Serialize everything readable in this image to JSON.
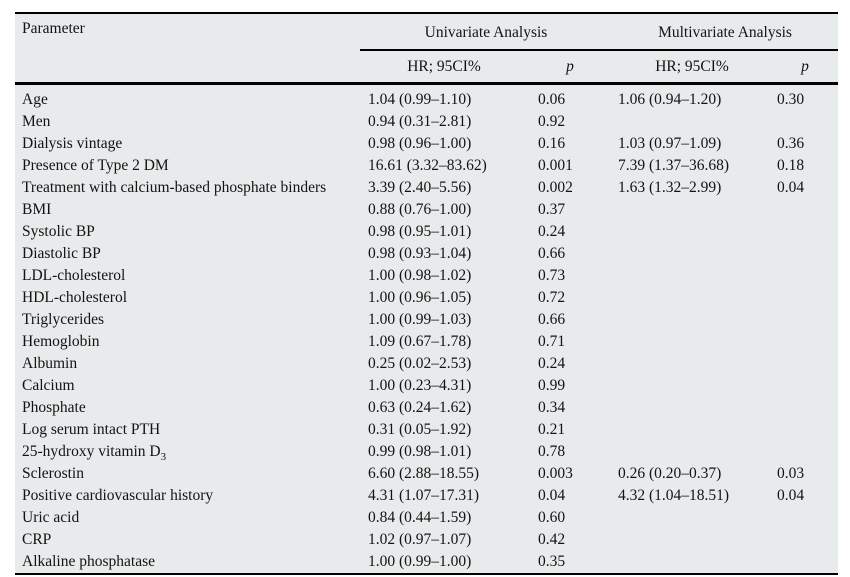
{
  "table": {
    "bg_color": "#e7ebeb",
    "rule_color": "#000000",
    "text_color": "#131313",
    "header": {
      "parameter_label": "Parameter",
      "group1_label": "Univariate Analysis",
      "group2_label": "Multivariate Analysis",
      "sub_hr_label": "HR; 95CI%",
      "sub_p_label": "p"
    },
    "rows": [
      {
        "parameter": "Age",
        "uni_hr": "1.04 (0.99–1.10)",
        "uni_p": "0.06",
        "multi_hr": "1.06 (0.94–1.20)",
        "multi_p": "0.30"
      },
      {
        "parameter": "Men",
        "uni_hr": "0.94 (0.31–2.81)",
        "uni_p": "0.92",
        "multi_hr": "",
        "multi_p": ""
      },
      {
        "parameter": "Dialysis vintage",
        "uni_hr": "0.98 (0.96–1.00)",
        "uni_p": "0.16",
        "multi_hr": "1.03 (0.97–1.09)",
        "multi_p": "0.36"
      },
      {
        "parameter": "Presence of Type 2 DM",
        "uni_hr": "16.61 (3.32–83.62)",
        "uni_p": "0.001",
        "multi_hr": "7.39 (1.37–36.68)",
        "multi_p": "0.18"
      },
      {
        "parameter": "Treatment with calcium-based phosphate binders",
        "uni_hr": "3.39 (2.40–5.56)",
        "uni_p": "0.002",
        "multi_hr": "1.63 (1.32–2.99)",
        "multi_p": "0.04"
      },
      {
        "parameter": "BMI",
        "uni_hr": "0.88 (0.76–1.00)",
        "uni_p": "0.37",
        "multi_hr": "",
        "multi_p": ""
      },
      {
        "parameter": "Systolic BP",
        "uni_hr": "0.98 (0.95–1.01)",
        "uni_p": "0.24",
        "multi_hr": "",
        "multi_p": ""
      },
      {
        "parameter": "Diastolic BP",
        "uni_hr": "0.98 (0.93–1.04)",
        "uni_p": "0.66",
        "multi_hr": "",
        "multi_p": ""
      },
      {
        "parameter": "LDL-cholesterol",
        "uni_hr": "1.00 (0.98–1.02)",
        "uni_p": "0.73",
        "multi_hr": "",
        "multi_p": ""
      },
      {
        "parameter": "HDL-cholesterol",
        "uni_hr": "1.00 (0.96–1.05)",
        "uni_p": "0.72",
        "multi_hr": "",
        "multi_p": ""
      },
      {
        "parameter": "Triglycerides",
        "uni_hr": "1.00 (0.99–1.03)",
        "uni_p": "0.66",
        "multi_hr": "",
        "multi_p": ""
      },
      {
        "parameter": "Hemoglobin",
        "uni_hr": "1.09 (0.67–1.78)",
        "uni_p": "0.71",
        "multi_hr": "",
        "multi_p": ""
      },
      {
        "parameter": "Albumin",
        "uni_hr": "0.25 (0.02–2.53)",
        "uni_p": "0.24",
        "multi_hr": "",
        "multi_p": ""
      },
      {
        "parameter": "Calcium",
        "uni_hr": "1.00 (0.23–4.31)",
        "uni_p": "0.99",
        "multi_hr": "",
        "multi_p": ""
      },
      {
        "parameter": "Phosphate",
        "uni_hr": "0.63 (0.24–1.62)",
        "uni_p": "0.34",
        "multi_hr": "",
        "multi_p": ""
      },
      {
        "parameter": "Log serum intact PTH",
        "uni_hr": "0.31 (0.05–1.92)",
        "uni_p": "0.21",
        "multi_hr": "",
        "multi_p": ""
      },
      {
        "parameter": "25-hydroxy vitamin D",
        "parameter_sub": "3",
        "uni_hr": "0.99 (0.98–1.01)",
        "uni_p": "0.78",
        "multi_hr": "",
        "multi_p": ""
      },
      {
        "parameter": "Sclerostin",
        "uni_hr": "6.60 (2.88–18.55)",
        "uni_p": "0.003",
        "multi_hr": "0.26 (0.20–0.37)",
        "multi_p": "0.03"
      },
      {
        "parameter": "Positive cardiovascular history",
        "uni_hr": "4.31 (1.07–17.31)",
        "uni_p": "0.04",
        "multi_hr": "4.32 (1.04–18.51)",
        "multi_p": "0.04"
      },
      {
        "parameter": "Uric acid",
        "uni_hr": "0.84 (0.44–1.59)",
        "uni_p": "0.60",
        "multi_hr": "",
        "multi_p": ""
      },
      {
        "parameter": "CRP",
        "uni_hr": "1.02 (0.97–1.07)",
        "uni_p": "0.42",
        "multi_hr": "",
        "multi_p": ""
      },
      {
        "parameter": "Alkaline phosphatase",
        "uni_hr": "1.00 (0.99–1.00)",
        "uni_p": "0.35",
        "multi_hr": "",
        "multi_p": ""
      }
    ]
  }
}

^^^^

- [Written exercise] Locate the word "Analysis" in the entries, and copy every line where it is found.

- [The completed task]
      "group1_label": "Univariate Analysis",
      "group2_label": "Multivariate Analysis",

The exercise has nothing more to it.